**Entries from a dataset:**
* START *

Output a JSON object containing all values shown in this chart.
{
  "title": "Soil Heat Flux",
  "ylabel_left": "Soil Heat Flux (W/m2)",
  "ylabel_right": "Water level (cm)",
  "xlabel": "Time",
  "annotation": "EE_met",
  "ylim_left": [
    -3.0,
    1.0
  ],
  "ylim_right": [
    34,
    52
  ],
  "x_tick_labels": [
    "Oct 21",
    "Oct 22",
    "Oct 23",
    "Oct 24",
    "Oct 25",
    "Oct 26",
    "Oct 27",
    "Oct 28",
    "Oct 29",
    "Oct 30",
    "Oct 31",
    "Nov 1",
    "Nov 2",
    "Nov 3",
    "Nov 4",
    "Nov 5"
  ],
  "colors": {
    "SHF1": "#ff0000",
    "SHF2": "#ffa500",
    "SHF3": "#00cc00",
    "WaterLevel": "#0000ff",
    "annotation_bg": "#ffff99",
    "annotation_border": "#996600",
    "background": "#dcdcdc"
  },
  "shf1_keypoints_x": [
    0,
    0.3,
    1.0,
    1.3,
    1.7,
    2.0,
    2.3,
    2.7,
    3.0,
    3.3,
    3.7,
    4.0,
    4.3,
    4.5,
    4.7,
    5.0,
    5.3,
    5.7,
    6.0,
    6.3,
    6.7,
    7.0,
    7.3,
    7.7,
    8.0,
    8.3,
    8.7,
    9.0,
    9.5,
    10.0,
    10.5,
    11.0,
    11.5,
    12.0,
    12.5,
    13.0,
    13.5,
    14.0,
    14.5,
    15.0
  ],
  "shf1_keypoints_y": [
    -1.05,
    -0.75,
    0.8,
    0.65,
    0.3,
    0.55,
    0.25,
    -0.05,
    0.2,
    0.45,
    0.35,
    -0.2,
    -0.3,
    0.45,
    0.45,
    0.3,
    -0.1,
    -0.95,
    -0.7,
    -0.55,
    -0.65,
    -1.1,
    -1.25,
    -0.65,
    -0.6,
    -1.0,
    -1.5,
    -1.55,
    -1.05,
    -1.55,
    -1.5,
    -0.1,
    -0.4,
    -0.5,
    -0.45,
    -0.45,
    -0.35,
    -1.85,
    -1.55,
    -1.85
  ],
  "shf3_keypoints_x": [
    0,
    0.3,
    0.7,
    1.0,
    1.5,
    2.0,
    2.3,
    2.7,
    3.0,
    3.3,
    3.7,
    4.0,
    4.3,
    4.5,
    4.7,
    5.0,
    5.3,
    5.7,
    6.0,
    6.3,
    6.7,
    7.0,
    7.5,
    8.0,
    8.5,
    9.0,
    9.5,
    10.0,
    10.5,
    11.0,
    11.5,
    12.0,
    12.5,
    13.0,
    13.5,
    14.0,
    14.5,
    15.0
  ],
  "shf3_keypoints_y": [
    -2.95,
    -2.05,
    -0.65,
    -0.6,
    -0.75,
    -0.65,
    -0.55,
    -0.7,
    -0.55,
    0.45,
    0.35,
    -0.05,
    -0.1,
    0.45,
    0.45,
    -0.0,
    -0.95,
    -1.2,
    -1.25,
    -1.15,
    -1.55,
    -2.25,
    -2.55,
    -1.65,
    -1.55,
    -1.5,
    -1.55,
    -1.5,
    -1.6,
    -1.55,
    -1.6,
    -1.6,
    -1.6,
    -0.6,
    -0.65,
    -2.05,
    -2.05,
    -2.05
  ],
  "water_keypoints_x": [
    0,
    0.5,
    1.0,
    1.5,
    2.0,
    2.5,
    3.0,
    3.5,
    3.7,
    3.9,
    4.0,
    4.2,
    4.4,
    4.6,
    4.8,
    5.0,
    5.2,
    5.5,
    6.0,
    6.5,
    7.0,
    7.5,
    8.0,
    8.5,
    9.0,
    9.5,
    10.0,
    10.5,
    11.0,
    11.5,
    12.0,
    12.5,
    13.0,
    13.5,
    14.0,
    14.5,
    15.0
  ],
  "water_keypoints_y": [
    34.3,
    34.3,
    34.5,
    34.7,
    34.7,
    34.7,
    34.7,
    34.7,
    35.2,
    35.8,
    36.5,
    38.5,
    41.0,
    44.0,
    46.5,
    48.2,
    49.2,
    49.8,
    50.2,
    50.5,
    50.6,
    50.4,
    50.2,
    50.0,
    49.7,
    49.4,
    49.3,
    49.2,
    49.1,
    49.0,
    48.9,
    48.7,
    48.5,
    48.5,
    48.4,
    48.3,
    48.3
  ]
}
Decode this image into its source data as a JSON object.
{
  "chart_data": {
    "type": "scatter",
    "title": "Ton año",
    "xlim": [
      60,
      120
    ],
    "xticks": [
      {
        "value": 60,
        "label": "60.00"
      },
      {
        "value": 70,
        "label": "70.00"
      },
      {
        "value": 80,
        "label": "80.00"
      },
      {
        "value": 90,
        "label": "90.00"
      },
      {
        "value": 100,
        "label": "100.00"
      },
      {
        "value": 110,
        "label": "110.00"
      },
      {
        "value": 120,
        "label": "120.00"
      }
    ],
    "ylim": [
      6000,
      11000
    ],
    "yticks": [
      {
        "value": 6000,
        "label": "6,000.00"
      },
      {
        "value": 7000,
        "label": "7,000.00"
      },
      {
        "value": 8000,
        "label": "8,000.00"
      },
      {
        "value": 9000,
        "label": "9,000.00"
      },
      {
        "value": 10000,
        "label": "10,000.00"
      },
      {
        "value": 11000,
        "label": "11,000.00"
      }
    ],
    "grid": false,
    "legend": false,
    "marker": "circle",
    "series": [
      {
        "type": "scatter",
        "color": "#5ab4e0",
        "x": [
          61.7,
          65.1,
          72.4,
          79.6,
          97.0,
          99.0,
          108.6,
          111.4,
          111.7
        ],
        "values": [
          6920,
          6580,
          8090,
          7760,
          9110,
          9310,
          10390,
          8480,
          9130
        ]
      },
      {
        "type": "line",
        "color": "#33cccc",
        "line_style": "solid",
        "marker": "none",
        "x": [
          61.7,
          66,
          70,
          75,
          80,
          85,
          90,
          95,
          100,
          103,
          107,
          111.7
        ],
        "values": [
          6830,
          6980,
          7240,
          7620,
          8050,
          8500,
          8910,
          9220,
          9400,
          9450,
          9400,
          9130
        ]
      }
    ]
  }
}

* END *

**INSTRUCTIONS FOR THE TASK:**
Copy out each line in the listing that has the word "object".

**FINAL ANSWER:**
Output a JSON object containing all values shown in this chart.
Decode this image into its source data as a JSON object.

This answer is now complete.